— START Provided records —

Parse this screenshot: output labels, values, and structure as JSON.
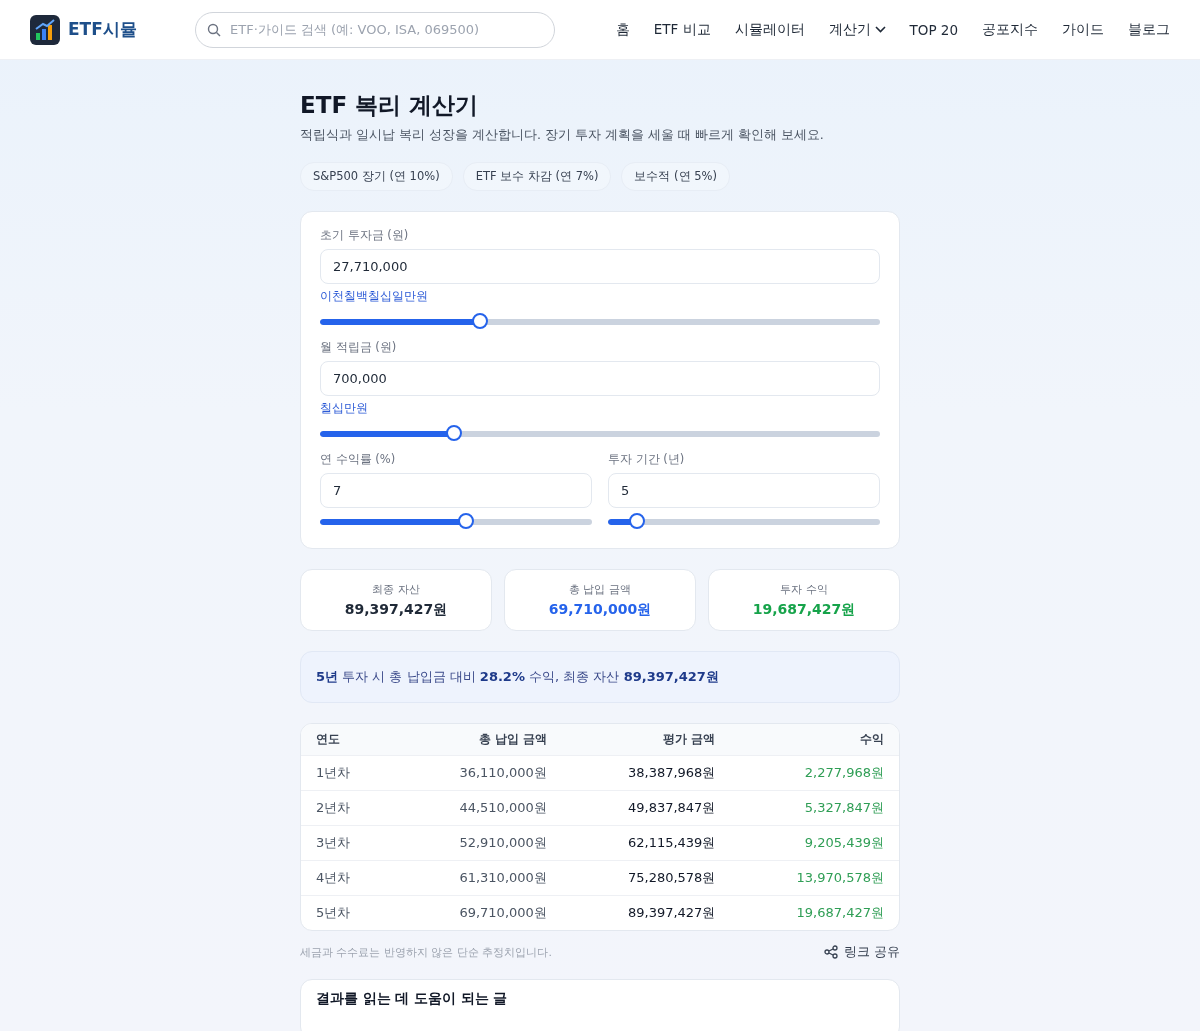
{
  "header": {
    "logo": "ETF시뮬",
    "search": {
      "placeholder": "ETF·가이드 검색 (예: VOO, ISA, 069500)"
    },
    "nav": [
      {
        "label": "홈",
        "dropdown": false
      },
      {
        "label": "ETF 비교",
        "dropdown": false
      },
      {
        "label": "시뮬레이터",
        "dropdown": false
      },
      {
        "label": "계산기",
        "dropdown": true
      },
      {
        "label": "TOP 20",
        "dropdown": false
      },
      {
        "label": "공포지수",
        "dropdown": false
      },
      {
        "label": "가이드",
        "dropdown": false
      },
      {
        "label": "블로그",
        "dropdown": false
      }
    ]
  },
  "title": "ETF 복리 계산기",
  "subtitle": "적립식과 일시납 복리 성장을 계산합니다. 장기 투자 계획을 세울 때 빠르게 확인해 보세요.",
  "presets": [
    "S&P500 장기 (연 10%)",
    "ETF 보수 차감 (연 7%)",
    "보수적 (연 5%)"
  ],
  "inputs": [
    {
      "label": "초기 투자금 (원)",
      "value": "27,710,000",
      "hint": "이천칠백칠십일만원",
      "level": 0.286
    },
    {
      "label": "월 적립금 (원)",
      "value": "700,000",
      "hint": "칠십만원",
      "level": 0.24
    },
    {
      "label": "연 수익률 (%)",
      "value": "7",
      "level": 0.537
    },
    {
      "label": "투자 기간 (년)",
      "value": "5",
      "level": 0.107
    }
  ],
  "stats": [
    {
      "label": "최종 자산",
      "value": "89,397,427원",
      "color": "#1f2937"
    },
    {
      "label": "총 납입 금액",
      "value": "69,710,000원",
      "color": "#2563eb"
    },
    {
      "label": "투자 수익",
      "value": "19,687,427원",
      "color": "#16a34a"
    }
  ],
  "summary": "**5년** 투자 시 총 납입금 대비 **28.2%** 수익, 최종 자산 **89,397,427원**",
  "table": {
    "columns": [
      "연도",
      "총 납입 금액",
      "평가 금액",
      "수익"
    ],
    "rows": [
      [
        "1년차",
        "36,110,000원",
        "38,387,968원",
        "2,277,968원"
      ],
      [
        "2년차",
        "44,510,000원",
        "49,837,847원",
        "5,327,847원"
      ],
      [
        "3년차",
        "52,910,000원",
        "62,115,439원",
        "9,205,439원"
      ],
      [
        "4년차",
        "61,310,000원",
        "75,280,578원",
        "13,970,578원"
      ],
      [
        "5년차",
        "69,710,000원",
        "89,397,427원",
        "19,687,427원"
      ]
    ]
  },
  "note": "세금과 수수료는 반영하지 않은 단순 추정치입니다.",
  "share": "링크 공유",
  "related_title": "결과를 읽는 데 도움이 되는 글"
}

— END Provided records —

**Request**
Identify each line in the records above that contains the word "color", and copy it out in full.

**Exercise output**
      "color": "#1f2937"
      "color": "#2563eb"
      "color": "#16a34a"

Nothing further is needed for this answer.